The exercise — Using the listing below, copy every line that mentions "communique".

Information given —
——————

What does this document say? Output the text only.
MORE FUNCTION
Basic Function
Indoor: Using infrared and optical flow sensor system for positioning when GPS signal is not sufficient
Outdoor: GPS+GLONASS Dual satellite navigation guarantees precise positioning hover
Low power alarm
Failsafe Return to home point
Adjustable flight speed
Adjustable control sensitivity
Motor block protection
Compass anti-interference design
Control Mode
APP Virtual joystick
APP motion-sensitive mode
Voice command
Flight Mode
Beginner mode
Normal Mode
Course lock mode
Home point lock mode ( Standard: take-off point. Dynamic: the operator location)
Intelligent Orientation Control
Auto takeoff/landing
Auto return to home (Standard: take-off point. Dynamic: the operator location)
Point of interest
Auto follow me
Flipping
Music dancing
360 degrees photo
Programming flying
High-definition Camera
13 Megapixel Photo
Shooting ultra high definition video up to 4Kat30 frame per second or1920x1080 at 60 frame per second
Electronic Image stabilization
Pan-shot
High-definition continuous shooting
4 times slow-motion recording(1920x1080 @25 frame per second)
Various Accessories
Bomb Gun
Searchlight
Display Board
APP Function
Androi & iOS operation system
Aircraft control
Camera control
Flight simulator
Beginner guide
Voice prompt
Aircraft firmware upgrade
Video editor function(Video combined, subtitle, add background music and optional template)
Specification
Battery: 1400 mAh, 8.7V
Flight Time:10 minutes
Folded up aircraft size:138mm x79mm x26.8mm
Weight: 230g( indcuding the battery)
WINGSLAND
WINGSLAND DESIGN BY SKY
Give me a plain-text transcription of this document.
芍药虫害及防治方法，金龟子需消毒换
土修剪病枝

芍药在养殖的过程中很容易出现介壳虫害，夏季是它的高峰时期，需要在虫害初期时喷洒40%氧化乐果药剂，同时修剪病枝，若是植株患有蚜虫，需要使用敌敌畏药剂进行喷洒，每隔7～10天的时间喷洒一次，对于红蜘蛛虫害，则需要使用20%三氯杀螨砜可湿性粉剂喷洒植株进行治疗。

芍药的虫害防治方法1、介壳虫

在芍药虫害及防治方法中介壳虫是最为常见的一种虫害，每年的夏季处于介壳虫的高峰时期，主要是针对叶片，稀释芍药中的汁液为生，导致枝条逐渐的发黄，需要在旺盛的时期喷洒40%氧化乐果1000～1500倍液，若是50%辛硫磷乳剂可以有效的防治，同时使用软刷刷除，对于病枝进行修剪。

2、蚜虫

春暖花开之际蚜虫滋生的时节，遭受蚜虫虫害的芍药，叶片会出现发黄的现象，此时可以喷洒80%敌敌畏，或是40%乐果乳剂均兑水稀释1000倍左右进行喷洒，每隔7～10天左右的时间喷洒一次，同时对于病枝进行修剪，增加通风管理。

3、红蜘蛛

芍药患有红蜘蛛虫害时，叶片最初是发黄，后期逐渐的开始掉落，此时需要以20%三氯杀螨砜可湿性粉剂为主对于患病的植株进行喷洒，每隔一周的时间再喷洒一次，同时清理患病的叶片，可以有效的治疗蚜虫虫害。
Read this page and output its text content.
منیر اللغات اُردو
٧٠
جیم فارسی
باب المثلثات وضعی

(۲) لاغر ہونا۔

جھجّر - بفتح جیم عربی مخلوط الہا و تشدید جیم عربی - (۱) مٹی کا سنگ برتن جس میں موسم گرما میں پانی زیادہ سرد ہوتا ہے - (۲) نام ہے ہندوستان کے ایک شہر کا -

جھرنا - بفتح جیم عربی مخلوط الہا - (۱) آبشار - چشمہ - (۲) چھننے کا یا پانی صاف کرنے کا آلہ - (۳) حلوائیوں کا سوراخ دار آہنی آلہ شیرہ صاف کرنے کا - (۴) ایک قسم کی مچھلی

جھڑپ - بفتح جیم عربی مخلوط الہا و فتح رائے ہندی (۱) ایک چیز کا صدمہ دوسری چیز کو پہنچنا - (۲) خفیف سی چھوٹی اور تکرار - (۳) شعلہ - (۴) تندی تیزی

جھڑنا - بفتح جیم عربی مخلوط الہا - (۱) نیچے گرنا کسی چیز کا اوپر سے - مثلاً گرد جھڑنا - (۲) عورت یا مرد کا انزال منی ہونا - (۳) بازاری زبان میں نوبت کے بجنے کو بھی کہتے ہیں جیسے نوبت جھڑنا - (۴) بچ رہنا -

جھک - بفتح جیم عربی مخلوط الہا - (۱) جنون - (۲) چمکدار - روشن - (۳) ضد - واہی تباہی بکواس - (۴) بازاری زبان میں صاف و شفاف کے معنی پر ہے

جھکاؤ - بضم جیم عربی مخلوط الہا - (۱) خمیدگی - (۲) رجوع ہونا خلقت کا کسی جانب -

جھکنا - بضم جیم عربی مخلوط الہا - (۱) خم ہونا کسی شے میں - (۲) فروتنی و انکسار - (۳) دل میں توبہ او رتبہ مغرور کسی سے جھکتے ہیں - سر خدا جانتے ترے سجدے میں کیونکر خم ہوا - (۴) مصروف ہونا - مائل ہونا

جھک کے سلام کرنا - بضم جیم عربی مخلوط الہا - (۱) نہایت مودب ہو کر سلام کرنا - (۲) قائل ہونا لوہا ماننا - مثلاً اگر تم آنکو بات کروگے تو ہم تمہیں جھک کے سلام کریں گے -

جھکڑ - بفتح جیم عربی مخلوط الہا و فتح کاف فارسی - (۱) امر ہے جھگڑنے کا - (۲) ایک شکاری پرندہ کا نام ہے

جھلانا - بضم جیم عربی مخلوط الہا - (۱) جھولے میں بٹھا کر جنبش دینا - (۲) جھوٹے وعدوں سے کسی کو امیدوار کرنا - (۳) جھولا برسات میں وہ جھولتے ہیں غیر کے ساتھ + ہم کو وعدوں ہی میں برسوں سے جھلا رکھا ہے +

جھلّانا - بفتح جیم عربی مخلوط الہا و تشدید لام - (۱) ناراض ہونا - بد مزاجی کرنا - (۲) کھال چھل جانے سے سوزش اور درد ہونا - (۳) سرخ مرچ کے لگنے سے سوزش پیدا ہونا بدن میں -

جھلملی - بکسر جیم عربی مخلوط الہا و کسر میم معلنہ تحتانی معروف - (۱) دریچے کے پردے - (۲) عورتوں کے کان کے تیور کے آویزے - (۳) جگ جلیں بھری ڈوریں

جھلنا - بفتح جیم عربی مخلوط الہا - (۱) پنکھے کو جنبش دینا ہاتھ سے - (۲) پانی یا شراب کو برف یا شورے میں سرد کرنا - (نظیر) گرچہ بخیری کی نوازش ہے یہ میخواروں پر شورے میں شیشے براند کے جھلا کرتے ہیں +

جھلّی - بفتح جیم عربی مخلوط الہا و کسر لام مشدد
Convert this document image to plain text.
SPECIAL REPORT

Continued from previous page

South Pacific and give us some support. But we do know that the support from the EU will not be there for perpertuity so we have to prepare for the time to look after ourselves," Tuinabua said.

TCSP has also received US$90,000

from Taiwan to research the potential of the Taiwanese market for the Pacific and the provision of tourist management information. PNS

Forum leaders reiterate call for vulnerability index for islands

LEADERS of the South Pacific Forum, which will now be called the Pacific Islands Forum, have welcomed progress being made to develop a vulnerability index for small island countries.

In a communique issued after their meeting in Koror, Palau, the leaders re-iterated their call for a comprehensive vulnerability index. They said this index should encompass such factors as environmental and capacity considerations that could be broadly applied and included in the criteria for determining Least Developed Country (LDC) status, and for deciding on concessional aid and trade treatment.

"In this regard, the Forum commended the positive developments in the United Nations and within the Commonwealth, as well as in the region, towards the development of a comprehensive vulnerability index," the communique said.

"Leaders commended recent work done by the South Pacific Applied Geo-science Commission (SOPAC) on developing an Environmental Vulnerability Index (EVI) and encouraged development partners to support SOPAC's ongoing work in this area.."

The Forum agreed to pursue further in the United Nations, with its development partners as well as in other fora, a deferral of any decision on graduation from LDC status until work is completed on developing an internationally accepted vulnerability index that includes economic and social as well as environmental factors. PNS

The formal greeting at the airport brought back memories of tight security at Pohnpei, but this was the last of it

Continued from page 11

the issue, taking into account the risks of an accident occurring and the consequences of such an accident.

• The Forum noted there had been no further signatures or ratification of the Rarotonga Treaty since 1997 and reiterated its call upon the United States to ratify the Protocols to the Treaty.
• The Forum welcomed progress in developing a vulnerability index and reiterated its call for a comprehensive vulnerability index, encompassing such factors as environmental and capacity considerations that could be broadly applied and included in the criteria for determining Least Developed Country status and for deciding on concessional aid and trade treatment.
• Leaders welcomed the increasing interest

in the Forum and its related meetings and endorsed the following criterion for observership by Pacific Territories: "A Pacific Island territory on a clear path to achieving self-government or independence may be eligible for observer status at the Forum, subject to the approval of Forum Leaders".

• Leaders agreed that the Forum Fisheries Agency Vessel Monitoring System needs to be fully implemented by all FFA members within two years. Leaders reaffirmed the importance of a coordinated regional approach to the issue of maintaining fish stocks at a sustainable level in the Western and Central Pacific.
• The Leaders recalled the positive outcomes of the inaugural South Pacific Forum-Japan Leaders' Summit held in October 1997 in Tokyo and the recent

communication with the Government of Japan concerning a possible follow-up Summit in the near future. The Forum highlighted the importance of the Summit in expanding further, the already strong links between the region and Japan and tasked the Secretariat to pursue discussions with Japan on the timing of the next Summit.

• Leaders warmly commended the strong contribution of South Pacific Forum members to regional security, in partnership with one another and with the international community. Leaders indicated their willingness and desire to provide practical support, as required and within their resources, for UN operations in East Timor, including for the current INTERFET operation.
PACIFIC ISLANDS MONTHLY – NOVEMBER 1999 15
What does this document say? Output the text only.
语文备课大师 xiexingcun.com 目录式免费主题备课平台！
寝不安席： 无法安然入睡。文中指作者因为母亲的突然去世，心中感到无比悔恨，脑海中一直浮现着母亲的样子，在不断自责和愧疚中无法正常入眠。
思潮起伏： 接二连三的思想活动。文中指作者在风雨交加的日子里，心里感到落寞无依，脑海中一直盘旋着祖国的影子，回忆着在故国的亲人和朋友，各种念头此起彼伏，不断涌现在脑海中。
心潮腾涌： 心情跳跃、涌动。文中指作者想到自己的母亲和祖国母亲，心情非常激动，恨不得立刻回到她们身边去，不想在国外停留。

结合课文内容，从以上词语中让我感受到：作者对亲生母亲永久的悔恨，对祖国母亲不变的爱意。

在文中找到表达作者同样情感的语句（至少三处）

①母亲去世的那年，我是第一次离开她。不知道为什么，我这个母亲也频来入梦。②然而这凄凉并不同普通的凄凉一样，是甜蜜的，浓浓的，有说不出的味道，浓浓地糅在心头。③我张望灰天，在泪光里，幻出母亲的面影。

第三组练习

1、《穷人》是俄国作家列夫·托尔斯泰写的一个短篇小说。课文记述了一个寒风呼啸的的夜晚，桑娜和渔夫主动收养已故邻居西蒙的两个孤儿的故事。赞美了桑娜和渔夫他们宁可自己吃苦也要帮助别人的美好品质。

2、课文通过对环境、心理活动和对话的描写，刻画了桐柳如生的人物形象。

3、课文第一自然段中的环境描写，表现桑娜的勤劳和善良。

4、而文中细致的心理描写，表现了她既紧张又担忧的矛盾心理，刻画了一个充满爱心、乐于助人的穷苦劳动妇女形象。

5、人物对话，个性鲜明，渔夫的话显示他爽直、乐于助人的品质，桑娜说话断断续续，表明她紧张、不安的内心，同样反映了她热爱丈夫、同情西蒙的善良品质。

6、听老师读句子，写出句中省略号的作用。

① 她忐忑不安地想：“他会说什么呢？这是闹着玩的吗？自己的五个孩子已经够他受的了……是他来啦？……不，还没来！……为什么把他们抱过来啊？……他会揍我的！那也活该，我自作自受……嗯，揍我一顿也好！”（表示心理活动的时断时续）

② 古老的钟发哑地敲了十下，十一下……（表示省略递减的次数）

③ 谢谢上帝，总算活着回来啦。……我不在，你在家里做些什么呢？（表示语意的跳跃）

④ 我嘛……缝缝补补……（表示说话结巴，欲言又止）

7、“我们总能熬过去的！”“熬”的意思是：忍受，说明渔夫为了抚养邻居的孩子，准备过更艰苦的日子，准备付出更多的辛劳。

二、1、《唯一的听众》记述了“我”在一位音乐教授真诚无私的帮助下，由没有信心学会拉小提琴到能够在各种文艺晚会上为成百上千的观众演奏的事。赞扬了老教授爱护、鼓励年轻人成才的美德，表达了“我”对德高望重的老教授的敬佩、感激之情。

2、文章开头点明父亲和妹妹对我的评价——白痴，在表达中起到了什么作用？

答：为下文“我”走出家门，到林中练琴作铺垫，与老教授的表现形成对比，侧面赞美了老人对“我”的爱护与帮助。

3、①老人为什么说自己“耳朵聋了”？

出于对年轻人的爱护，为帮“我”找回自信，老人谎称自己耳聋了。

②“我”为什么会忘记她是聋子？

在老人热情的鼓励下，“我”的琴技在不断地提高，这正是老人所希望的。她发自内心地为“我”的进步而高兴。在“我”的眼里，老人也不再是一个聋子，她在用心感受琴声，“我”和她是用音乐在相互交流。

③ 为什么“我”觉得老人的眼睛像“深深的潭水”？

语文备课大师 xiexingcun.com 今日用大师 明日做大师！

——————

Full response —
In a communique issued after their meeting in Koror, Palau, the leaders re-iterated their call for a comprehensive vulnerability index. They said this index should encompass such factors as environmental and capacity considerations that could be broadly applied and included in the criteria for determining Least Developed Country (LDC) status, and for deciding on concessional aid and trade treatment.
"In this regard, the Forum commended the positive developments in the United Nations and within the Commonwealth, as well as in the region, towards the development of a comprehensive vulnerability index," the communique said.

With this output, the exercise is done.